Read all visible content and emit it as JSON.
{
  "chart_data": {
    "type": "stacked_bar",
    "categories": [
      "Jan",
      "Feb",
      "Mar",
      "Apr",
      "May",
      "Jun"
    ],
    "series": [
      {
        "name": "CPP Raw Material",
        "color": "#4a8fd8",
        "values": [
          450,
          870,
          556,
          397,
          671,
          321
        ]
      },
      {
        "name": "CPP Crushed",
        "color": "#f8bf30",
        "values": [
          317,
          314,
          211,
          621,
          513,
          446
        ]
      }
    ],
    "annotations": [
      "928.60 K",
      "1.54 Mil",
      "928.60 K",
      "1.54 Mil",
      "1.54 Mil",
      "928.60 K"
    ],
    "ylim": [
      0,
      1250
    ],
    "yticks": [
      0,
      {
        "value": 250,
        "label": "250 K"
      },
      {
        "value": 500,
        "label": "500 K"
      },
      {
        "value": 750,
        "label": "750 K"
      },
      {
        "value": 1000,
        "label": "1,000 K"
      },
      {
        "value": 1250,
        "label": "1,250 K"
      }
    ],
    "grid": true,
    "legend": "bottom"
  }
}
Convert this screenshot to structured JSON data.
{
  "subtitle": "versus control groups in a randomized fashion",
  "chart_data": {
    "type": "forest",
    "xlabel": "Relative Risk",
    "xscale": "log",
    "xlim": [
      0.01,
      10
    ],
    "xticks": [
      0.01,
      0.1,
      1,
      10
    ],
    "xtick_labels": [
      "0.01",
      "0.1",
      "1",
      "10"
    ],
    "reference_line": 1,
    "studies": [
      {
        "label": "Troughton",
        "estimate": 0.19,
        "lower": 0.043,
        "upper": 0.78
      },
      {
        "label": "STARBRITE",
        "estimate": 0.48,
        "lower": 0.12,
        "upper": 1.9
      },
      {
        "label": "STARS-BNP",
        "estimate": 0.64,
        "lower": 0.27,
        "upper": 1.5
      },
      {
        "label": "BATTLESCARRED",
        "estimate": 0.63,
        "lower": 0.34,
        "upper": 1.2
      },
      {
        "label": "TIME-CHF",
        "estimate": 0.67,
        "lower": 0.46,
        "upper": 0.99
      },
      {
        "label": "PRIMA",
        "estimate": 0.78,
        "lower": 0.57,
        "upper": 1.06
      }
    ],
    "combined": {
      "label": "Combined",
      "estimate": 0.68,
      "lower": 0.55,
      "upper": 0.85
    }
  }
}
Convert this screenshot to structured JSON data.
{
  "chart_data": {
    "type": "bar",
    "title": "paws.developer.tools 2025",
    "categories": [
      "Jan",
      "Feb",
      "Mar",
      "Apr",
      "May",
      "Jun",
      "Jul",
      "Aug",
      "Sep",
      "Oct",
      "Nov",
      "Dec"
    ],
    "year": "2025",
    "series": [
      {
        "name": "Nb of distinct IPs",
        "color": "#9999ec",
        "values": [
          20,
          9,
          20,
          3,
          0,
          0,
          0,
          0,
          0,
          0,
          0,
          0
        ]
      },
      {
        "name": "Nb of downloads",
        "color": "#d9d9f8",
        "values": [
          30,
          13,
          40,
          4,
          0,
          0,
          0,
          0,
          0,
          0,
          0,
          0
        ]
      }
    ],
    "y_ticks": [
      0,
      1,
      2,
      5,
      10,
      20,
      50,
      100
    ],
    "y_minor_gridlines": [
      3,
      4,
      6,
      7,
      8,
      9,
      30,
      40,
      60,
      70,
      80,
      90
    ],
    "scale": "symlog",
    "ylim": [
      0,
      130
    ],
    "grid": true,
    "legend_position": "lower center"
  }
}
◇ ◇ ◇ ◇ ◇ ◇ ◇
WHAT TO PRODUCE: Using the exact wording, write out all of the records.

ANSWER IN FULL:
Read all visible content and emit it as JSON.
{
  "chart_data": {
    "type": "stacked_bar",
    "categories": [
      "Jan",
      "Feb",
      "Mar",
      "Apr",
      "May",
      "Jun"
    ],
    "series": [
      {
        "name": "CPP Raw Material",
        "color": "#4a8fd8",
        "values": [
          450,
          870,
          556,
          397,
          671,
          321
        ]
      },
      {
        "name": "CPP Crushed",
        "color": "#f8bf30",
        "values": [
          317,
          314,
          211,
          621,
          513,
          446
        ]
      }
    ],
    "annotations": [
      "928.60 K",
      "1.54 Mil",
      "928.60 K",
      "1.54 Mil",
      "1.54 Mil",
      "928.60 K"
    ],
    "ylim": [
      0,
      1250
    ],
    "yticks": [
      0,
      {
        "value": 250,
        "label": "250 K"
      },
      {
        "value": 500,
        "label": "500 K"
      },
      {
        "value": 750,
        "label": "750 K"
      },
      {
        "value": 1000,
        "label": "1,000 K"
      },
      {
        "value": 1250,
        "label": "1,250 K"
      }
    ],
    "grid": true,
    "legend": "bottom"
  }
}
Convert this screenshot to structured JSON data.
{
  "subtitle": "versus control groups in a randomized fashion",
  "chart_data": {
    "type": "forest",
    "xlabel": "Relative Risk",
    "xscale": "log",
    "xlim": [
      0.01,
      10
    ],
    "xticks": [
      0.01,
      0.1,
      1,
      10
    ],
    "xtick_labels": [
      "0.01",
      "0.1",
      "1",
      "10"
    ],
    "reference_line": 1,
    "studies": [
      {
        "label": "Troughton",
        "estimate": 0.19,
        "lower": 0.043,
        "upper": 0.78
      },
      {
        "label": "STARBRITE",
        "estimate": 0.48,
        "lower": 0.12,
        "upper": 1.9
      },
      {
        "label": "STARS-BNP",
        "estimate": 0.64,
        "lower": 0.27,
        "upper": 1.5
      },
      {
        "label": "BATTLESCARRED",
        "estimate": 0.63,
        "lower": 0.34,
        "upper": 1.2
      },
      {
        "label": "TIME-CHF",
        "estimate": 0.67,
        "lower": 0.46,
        "upper": 0.99
      },
      {
        "label": "PRIMA",
        "estimate": 0.78,
        "lower": 0.57,
        "upper": 1.06
      }
    ],
    "combined": {
      "label": "Combined",
      "estimate": 0.68,
      "lower": 0.55,
      "upper": 0.85
    }
  }
}
Convert this screenshot to structured JSON data.
{
  "chart_data": {
    "type": "bar",
    "title": "paws.developer.tools 2025",
    "categories": [
      "Jan",
      "Feb",
      "Mar",
      "Apr",
      "May",
      "Jun",
      "Jul",
      "Aug",
      "Sep",
      "Oct",
      "Nov",
      "Dec"
    ],
    "year": "2025",
    "series": [
      {
        "name": "Nb of distinct IPs",
        "color": "#9999ec",
        "values": [
          20,
          9,
          20,
          3,
          0,
          0,
          0,
          0,
          0,
          0,
          0,
          0
        ]
      },
      {
        "name": "Nb of downloads",
        "color": "#d9d9f8",
        "values": [
          30,
          13,
          40,
          4,
          0,
          0,
          0,
          0,
          0,
          0,
          0,
          0
        ]
      }
    ],
    "y_ticks": [
      0,
      1,
      2,
      5,
      10,
      20,
      50,
      100
    ],
    "y_minor_gridlines": [
      3,
      4,
      6,
      7,
      8,
      9,
      30,
      40,
      60,
      70,
      80,
      90
    ],
    "scale": "symlog",
    "ylim": [
      0,
      130
    ],
    "grid": true,
    "legend_position": "lower center"
  }
}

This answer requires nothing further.